===== Dataset entries

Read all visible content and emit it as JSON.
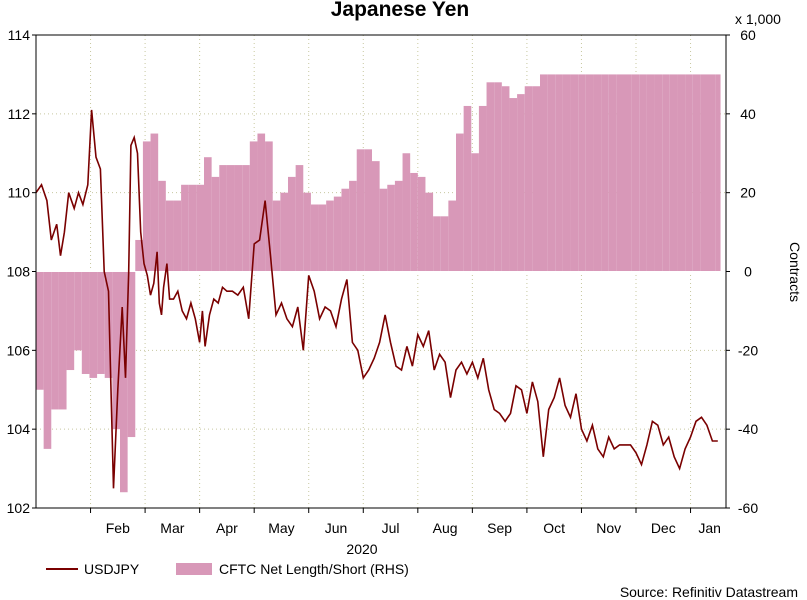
{
  "chart_data": {
    "type": "line+bar",
    "title": "Japanese Yen",
    "xlabel": "2020",
    "source": "Source: Refinitiv Datastream",
    "scale_note": "x 1,000",
    "y_left": {
      "min": 102,
      "max": 114,
      "ticks": [
        102,
        104,
        106,
        108,
        110,
        112,
        114
      ]
    },
    "y_right": {
      "label": "Contracts",
      "min": -60,
      "max": 60,
      "ticks": [
        -60,
        -40,
        -20,
        0,
        20,
        40,
        60
      ]
    },
    "x_range": [
      0,
      12.65
    ],
    "months": [
      {
        "label": "Feb",
        "pos": 1.5
      },
      {
        "label": "Mar",
        "pos": 2.5
      },
      {
        "label": "Apr",
        "pos": 3.5
      },
      {
        "label": "May",
        "pos": 4.5
      },
      {
        "label": "Jun",
        "pos": 5.5
      },
      {
        "label": "Jul",
        "pos": 6.5
      },
      {
        "label": "Aug",
        "pos": 7.5
      },
      {
        "label": "Sep",
        "pos": 8.5
      },
      {
        "label": "Oct",
        "pos": 9.5
      },
      {
        "label": "Nov",
        "pos": 10.5
      },
      {
        "label": "Dec",
        "pos": 11.5
      },
      {
        "label": "Jan",
        "pos": 12.35
      }
    ],
    "legend": {
      "line_label": "USDJPY",
      "area_label": "CFTC Net Length/Short (RHS)"
    },
    "colors": {
      "line": "#7a0000",
      "area": "#d898b8",
      "grid": "#c8c8a0"
    },
    "series": [
      {
        "name": "CFTC Net Length/Short (RHS)",
        "kind": "weekly-bars",
        "week_starts": [
          0.0,
          0.14,
          0.28,
          0.42,
          0.56,
          0.7,
          0.84,
          0.98,
          1.12,
          1.26,
          1.4,
          1.54,
          1.68,
          1.82,
          1.96,
          2.1,
          2.24,
          2.38,
          2.52,
          2.66,
          2.8,
          2.94,
          3.08,
          3.22,
          3.36,
          3.5,
          3.64,
          3.78,
          3.92,
          4.06,
          4.2,
          4.34,
          4.48,
          4.62,
          4.76,
          4.9,
          5.04,
          5.18,
          5.32,
          5.46,
          5.6,
          5.74,
          5.88,
          6.02,
          6.16,
          6.3,
          6.44,
          6.58,
          6.72,
          6.86,
          7.0,
          7.14,
          7.28,
          7.42,
          7.56,
          7.7,
          7.84,
          7.98,
          8.12,
          8.26,
          8.4,
          8.54,
          8.68,
          8.82,
          8.96,
          9.1,
          9.24,
          9.38,
          9.52,
          9.66,
          9.8,
          9.94,
          10.08,
          10.22,
          10.36,
          10.5,
          10.64,
          10.78,
          10.92,
          11.06,
          11.2,
          11.34,
          11.48,
          11.62,
          11.76,
          11.9,
          12.04,
          12.18,
          12.32,
          12.46
        ],
        "values": [
          -30,
          -45,
          -35,
          -35,
          -25,
          -20,
          -26,
          -27,
          -26,
          -27,
          -40,
          -56,
          -42,
          8,
          33,
          35,
          23,
          18,
          18,
          22,
          22,
          22,
          29,
          24,
          27,
          27,
          27,
          27,
          33,
          35,
          33,
          18,
          20,
          24,
          27,
          20,
          17,
          17,
          18,
          19,
          21,
          23,
          31,
          31,
          28,
          21,
          22,
          23,
          30,
          25,
          24,
          20,
          14,
          14,
          18,
          35,
          42,
          30,
          42,
          48,
          48,
          47,
          44,
          45,
          47,
          47,
          50,
          50,
          50,
          50,
          50,
          50,
          50,
          50,
          50,
          50,
          50,
          50,
          50,
          50,
          50,
          50,
          50,
          50,
          50,
          50,
          50,
          50,
          50,
          50
        ]
      },
      {
        "name": "USDJPY",
        "kind": "line",
        "x": [
          0.0,
          0.1,
          0.2,
          0.28,
          0.38,
          0.45,
          0.52,
          0.6,
          0.7,
          0.78,
          0.86,
          0.95,
          1.02,
          1.1,
          1.18,
          1.25,
          1.33,
          1.42,
          1.5,
          1.58,
          1.64,
          1.7,
          1.74,
          1.8,
          1.86,
          1.92,
          1.98,
          2.04,
          2.1,
          2.16,
          2.22,
          2.26,
          2.3,
          2.34,
          2.4,
          2.45,
          2.52,
          2.6,
          2.68,
          2.76,
          2.84,
          2.92,
          3.0,
          3.05,
          3.1,
          3.18,
          3.26,
          3.34,
          3.42,
          3.5,
          3.6,
          3.7,
          3.8,
          3.9,
          4.0,
          4.1,
          4.2,
          4.3,
          4.4,
          4.5,
          4.6,
          4.7,
          4.8,
          4.9,
          5.0,
          5.1,
          5.2,
          5.3,
          5.4,
          5.5,
          5.6,
          5.7,
          5.8,
          5.9,
          6.0,
          6.1,
          6.2,
          6.3,
          6.4,
          6.5,
          6.6,
          6.7,
          6.8,
          6.9,
          7.0,
          7.1,
          7.2,
          7.3,
          7.4,
          7.5,
          7.6,
          7.7,
          7.8,
          7.9,
          8.0,
          8.1,
          8.2,
          8.3,
          8.4,
          8.5,
          8.6,
          8.7,
          8.8,
          8.9,
          9.0,
          9.1,
          9.2,
          9.3,
          9.4,
          9.5,
          9.6,
          9.7,
          9.8,
          9.9,
          10.0,
          10.1,
          10.2,
          10.3,
          10.4,
          10.5,
          10.6,
          10.7,
          10.8,
          10.9,
          11.0,
          11.1,
          11.2,
          11.3,
          11.4,
          11.5,
          11.6,
          11.7,
          11.8,
          11.9,
          12.0,
          12.1,
          12.2,
          12.3,
          12.4,
          12.5
        ],
        "values": [
          110.0,
          110.2,
          109.8,
          108.8,
          109.2,
          108.4,
          109.0,
          110.0,
          109.6,
          110.0,
          109.7,
          110.2,
          112.1,
          110.9,
          110.6,
          108.0,
          107.5,
          102.5,
          105.0,
          107.1,
          105.3,
          108.0,
          111.2,
          111.4,
          111.0,
          109.0,
          108.2,
          107.9,
          107.4,
          107.7,
          108.5,
          107.2,
          106.9,
          107.6,
          108.2,
          107.3,
          107.3,
          107.5,
          107.0,
          106.8,
          107.2,
          106.8,
          106.2,
          107.0,
          106.1,
          106.9,
          107.3,
          107.2,
          107.6,
          107.5,
          107.5,
          107.4,
          107.6,
          106.8,
          108.7,
          108.8,
          109.8,
          108.4,
          106.9,
          107.2,
          106.8,
          106.6,
          107.1,
          106.0,
          107.9,
          107.5,
          106.8,
          107.1,
          107.0,
          106.6,
          107.3,
          107.8,
          106.2,
          106.0,
          105.3,
          105.5,
          105.8,
          106.2,
          106.9,
          106.2,
          105.6,
          105.5,
          106.1,
          105.6,
          106.4,
          106.1,
          106.5,
          105.5,
          105.9,
          105.7,
          104.8,
          105.5,
          105.7,
          105.4,
          105.7,
          105.3,
          105.8,
          105.0,
          104.5,
          104.4,
          104.2,
          104.4,
          105.1,
          105.0,
          104.4,
          105.2,
          104.7,
          103.3,
          104.5,
          104.8,
          105.3,
          104.6,
          104.3,
          104.9,
          104.0,
          103.7,
          104.1,
          103.5,
          103.3,
          103.8,
          103.5,
          103.6,
          103.6,
          103.6,
          103.4,
          103.1,
          103.6,
          104.2,
          104.1,
          103.6,
          103.8,
          103.3,
          103.0,
          103.5,
          103.8,
          104.2,
          104.3,
          104.1,
          103.7,
          103.7
        ]
      }
    ]
  }
}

==========

What you are asked to do: Lines holding the word "name" in the entries above are the ones to pull out. Copy them all.

Solution to the exercise:
        "name": "CFTC Net Length/Short (RHS)",
        "name": "USDJPY",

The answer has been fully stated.